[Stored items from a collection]
■ ■ ■
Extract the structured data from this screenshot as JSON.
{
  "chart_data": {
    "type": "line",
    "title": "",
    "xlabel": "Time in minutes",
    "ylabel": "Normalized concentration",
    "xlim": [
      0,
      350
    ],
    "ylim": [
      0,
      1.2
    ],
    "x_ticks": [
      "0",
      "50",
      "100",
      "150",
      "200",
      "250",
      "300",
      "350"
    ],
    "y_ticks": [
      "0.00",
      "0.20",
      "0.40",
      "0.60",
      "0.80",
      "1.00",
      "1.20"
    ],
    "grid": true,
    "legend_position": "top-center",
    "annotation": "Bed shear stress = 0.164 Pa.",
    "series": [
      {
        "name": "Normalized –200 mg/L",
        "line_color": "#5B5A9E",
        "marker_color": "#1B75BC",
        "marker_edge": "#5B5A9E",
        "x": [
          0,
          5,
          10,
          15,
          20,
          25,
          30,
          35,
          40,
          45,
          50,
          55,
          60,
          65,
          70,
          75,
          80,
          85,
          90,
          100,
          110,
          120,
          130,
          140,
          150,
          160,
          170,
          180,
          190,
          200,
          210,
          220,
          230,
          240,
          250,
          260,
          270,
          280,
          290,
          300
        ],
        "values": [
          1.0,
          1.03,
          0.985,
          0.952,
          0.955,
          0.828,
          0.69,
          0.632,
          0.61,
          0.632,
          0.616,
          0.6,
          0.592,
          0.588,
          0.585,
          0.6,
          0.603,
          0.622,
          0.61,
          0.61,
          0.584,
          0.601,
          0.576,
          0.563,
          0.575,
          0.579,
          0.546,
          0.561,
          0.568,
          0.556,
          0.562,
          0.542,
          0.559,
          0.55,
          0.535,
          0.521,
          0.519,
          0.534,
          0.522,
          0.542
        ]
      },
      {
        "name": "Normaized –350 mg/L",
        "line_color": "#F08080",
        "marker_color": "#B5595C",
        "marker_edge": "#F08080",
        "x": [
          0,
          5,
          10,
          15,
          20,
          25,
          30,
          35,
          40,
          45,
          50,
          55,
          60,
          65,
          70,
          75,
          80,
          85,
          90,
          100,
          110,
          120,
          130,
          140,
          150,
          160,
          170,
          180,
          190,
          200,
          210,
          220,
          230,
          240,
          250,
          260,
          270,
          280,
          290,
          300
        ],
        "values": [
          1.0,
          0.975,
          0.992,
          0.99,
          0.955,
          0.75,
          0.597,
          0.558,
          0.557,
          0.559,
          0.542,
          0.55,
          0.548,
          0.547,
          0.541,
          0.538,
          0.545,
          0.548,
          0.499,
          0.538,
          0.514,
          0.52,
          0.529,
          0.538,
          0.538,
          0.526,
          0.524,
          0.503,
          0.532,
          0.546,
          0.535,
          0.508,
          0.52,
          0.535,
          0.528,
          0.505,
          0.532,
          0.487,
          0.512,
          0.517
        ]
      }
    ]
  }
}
■ ■ ■
▶ [What to do]: Repeat the listing in full, keeping every line exactly as it is.

▶ [Answer to this problem]:
Extract the structured data from this screenshot as JSON.
{
  "chart_data": {
    "type": "line",
    "title": "",
    "xlabel": "Time in minutes",
    "ylabel": "Normalized concentration",
    "xlim": [
      0,
      350
    ],
    "ylim": [
      0,
      1.2
    ],
    "x_ticks": [
      "0",
      "50",
      "100",
      "150",
      "200",
      "250",
      "300",
      "350"
    ],
    "y_ticks": [
      "0.00",
      "0.20",
      "0.40",
      "0.60",
      "0.80",
      "1.00",
      "1.20"
    ],
    "grid": true,
    "legend_position": "top-center",
    "annotation": "Bed shear stress = 0.164 Pa.",
    "series": [
      {
        "name": "Normalized –200 mg/L",
        "line_color": "#5B5A9E",
        "marker_color": "#1B75BC",
        "marker_edge": "#5B5A9E",
        "x": [
          0,
          5,
          10,
          15,
          20,
          25,
          30,
          35,
          40,
          45,
          50,
          55,
          60,
          65,
          70,
          75,
          80,
          85,
          90,
          100,
          110,
          120,
          130,
          140,
          150,
          160,
          170,
          180,
          190,
          200,
          210,
          220,
          230,
          240,
          250,
          260,
          270,
          280,
          290,
          300
        ],
        "values": [
          1.0,
          1.03,
          0.985,
          0.952,
          0.955,
          0.828,
          0.69,
          0.632,
          0.61,
          0.632,
          0.616,
          0.6,
          0.592,
          0.588,
          0.585,
          0.6,
          0.603,
          0.622,
          0.61,
          0.61,
          0.584,
          0.601,
          0.576,
          0.563,
          0.575,
          0.579,
          0.546,
          0.561,
          0.568,
          0.556,
          0.562,
          0.542,
          0.559,
          0.55,
          0.535,
          0.521,
          0.519,
          0.534,
          0.522,
          0.542
        ]
      },
      {
        "name": "Normaized –350 mg/L",
        "line_color": "#F08080",
        "marker_color": "#B5595C",
        "marker_edge": "#F08080",
        "x": [
          0,
          5,
          10,
          15,
          20,
          25,
          30,
          35,
          40,
          45,
          50,
          55,
          60,
          65,
          70,
          75,
          80,
          85,
          90,
          100,
          110,
          120,
          130,
          140,
          150,
          160,
          170,
          180,
          190,
          200,
          210,
          220,
          230,
          240,
          250,
          260,
          270,
          280,
          290,
          300
        ],
        "values": [
          1.0,
          0.975,
          0.992,
          0.99,
          0.955,
          0.75,
          0.597,
          0.558,
          0.557,
          0.559,
          0.542,
          0.55,
          0.548,
          0.547,
          0.541,
          0.538,
          0.545,
          0.548,
          0.499,
          0.538,
          0.514,
          0.52,
          0.529,
          0.538,
          0.538,
          0.526,
          0.524,
          0.503,
          0.532,
          0.546,
          0.535,
          0.508,
          0.52,
          0.535,
          0.528,
          0.505,
          0.532,
          0.487,
          0.512,
          0.517
        ]
      }
    ]
  }
}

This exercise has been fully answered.